From the entries below, extract every line that includes the word "целом".

BEGIN

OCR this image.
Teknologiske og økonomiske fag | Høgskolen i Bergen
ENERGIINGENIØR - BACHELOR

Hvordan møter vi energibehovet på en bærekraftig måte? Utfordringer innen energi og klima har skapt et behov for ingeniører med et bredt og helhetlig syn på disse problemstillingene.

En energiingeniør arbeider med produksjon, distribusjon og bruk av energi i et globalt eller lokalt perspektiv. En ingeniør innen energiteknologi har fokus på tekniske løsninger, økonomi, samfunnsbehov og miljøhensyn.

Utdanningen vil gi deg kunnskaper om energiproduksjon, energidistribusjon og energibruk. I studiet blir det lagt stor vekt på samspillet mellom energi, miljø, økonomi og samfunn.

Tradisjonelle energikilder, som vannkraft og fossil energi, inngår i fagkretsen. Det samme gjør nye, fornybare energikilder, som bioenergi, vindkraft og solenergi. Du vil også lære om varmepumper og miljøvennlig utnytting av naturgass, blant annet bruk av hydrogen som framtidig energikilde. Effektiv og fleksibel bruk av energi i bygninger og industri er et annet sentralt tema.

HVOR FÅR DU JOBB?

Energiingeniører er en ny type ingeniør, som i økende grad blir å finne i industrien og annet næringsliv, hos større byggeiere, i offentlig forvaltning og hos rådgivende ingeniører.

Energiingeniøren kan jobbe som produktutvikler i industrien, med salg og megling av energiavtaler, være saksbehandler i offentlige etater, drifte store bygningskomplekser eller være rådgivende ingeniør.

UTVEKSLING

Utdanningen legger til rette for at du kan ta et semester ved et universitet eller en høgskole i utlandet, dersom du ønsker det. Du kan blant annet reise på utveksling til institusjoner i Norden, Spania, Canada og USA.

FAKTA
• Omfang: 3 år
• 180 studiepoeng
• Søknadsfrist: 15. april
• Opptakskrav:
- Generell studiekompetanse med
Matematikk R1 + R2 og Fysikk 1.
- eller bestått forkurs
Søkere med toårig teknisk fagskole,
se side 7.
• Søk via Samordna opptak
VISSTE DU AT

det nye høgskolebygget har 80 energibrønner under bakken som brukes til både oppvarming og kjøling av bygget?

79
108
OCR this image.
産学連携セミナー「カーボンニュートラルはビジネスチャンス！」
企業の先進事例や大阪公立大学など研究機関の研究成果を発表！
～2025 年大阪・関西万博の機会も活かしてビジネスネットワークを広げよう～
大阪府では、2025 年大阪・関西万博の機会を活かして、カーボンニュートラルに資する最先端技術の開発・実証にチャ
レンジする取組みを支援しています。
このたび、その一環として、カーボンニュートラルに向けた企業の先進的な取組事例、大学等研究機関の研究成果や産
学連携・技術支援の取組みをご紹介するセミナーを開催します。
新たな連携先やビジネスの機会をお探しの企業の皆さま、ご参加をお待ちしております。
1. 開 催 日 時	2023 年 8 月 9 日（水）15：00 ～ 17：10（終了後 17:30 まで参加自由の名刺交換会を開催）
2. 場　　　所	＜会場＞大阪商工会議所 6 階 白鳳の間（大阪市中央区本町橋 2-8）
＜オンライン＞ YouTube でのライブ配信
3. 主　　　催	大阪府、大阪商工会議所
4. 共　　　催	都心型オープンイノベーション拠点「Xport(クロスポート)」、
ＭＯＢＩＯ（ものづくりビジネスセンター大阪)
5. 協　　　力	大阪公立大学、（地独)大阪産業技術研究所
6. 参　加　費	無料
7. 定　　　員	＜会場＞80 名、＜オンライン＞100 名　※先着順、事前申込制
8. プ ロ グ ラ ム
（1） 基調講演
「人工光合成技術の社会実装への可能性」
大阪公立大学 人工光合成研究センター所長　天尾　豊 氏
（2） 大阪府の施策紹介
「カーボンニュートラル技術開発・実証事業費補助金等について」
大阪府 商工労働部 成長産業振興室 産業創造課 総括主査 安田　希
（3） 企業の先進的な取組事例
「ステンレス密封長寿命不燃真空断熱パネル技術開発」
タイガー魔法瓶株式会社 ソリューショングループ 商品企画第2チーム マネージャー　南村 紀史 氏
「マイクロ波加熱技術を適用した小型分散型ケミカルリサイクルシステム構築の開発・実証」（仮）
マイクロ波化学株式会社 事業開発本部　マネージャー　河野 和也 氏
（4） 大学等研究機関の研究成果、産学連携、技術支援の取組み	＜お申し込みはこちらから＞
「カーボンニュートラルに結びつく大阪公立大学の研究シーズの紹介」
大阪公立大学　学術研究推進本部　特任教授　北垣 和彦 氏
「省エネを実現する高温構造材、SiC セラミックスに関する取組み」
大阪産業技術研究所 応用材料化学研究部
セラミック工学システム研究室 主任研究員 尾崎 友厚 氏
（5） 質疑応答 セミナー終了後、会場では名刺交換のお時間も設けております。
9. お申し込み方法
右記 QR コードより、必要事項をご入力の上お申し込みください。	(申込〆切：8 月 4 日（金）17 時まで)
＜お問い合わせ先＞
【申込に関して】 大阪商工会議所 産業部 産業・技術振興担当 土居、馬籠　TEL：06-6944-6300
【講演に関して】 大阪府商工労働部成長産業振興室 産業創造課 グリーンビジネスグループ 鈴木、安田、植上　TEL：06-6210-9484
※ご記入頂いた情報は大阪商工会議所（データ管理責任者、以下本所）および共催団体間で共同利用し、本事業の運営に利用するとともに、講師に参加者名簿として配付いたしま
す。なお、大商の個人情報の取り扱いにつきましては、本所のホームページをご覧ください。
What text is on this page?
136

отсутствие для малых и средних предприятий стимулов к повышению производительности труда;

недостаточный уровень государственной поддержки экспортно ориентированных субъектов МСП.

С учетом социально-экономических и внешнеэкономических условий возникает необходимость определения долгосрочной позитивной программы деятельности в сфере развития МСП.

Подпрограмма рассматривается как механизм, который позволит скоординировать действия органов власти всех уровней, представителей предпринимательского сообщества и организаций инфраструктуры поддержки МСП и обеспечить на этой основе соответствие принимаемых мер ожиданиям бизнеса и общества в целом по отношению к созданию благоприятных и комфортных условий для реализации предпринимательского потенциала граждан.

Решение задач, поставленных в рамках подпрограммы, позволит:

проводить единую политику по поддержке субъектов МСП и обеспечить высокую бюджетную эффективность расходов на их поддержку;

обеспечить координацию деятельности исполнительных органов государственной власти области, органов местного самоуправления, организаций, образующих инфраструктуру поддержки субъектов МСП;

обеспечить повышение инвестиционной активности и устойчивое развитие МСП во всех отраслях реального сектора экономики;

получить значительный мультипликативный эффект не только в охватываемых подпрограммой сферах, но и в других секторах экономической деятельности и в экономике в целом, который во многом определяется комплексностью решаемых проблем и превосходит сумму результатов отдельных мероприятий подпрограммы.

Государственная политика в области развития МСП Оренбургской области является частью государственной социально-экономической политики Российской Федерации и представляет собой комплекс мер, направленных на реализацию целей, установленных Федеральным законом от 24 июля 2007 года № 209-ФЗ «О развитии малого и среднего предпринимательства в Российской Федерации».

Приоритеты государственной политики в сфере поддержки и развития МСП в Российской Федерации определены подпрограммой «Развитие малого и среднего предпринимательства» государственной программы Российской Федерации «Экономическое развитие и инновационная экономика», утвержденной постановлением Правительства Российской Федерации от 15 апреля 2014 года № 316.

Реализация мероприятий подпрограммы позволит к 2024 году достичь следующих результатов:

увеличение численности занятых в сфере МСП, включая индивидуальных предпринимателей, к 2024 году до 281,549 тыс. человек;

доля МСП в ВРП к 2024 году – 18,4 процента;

END
BEGIN

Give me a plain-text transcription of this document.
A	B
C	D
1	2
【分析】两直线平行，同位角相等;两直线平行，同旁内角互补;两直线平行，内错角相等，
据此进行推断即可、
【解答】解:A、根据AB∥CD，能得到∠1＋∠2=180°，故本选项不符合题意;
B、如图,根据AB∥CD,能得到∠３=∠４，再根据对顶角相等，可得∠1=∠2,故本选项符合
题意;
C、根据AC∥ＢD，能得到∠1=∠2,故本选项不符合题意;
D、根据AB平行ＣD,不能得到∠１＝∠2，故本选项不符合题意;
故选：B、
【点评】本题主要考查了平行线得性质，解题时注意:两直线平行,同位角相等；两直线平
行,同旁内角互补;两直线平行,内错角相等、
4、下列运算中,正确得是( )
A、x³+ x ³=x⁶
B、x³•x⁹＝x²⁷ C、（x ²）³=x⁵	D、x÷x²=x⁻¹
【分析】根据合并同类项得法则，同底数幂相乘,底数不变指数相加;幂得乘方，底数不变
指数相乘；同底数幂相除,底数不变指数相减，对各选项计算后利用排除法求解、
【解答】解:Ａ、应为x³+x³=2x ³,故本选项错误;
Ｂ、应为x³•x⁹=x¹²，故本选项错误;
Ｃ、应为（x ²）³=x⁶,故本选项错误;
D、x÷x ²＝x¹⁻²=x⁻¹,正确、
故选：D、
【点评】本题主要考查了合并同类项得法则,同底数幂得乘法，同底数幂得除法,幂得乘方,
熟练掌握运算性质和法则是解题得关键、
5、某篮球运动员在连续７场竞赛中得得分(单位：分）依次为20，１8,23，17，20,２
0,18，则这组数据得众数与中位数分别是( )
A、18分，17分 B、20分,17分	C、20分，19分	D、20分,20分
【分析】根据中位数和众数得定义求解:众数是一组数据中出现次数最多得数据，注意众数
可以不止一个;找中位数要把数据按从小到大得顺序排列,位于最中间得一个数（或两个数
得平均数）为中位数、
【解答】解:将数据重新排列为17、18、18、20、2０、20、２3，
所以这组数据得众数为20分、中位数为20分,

END

▶ ANSWER TO THIS PROBLEM:
Подпрограмма рассматривается как механизм, который позволит скоординировать действия органов власти всех уровней, представителей предпринимательского сообщества и организаций инфраструктуры поддержки МСП и обеспечить на этой основе соответствие принимаемых мер ожиданиям бизнеса и общества в целом по отношению к созданию благоприятных и комфортных условий для реализации предпринимательского потенциала граждан.
получить значительный мультипликативный эффект не только в охватываемых подпрограммой сферах, но и в других секторах экономической деятельности и в экономике в целом, который во многом определяется комплексностью решаемых проблем и превосходит сумму результатов отдельных мероприятий подпрограммы.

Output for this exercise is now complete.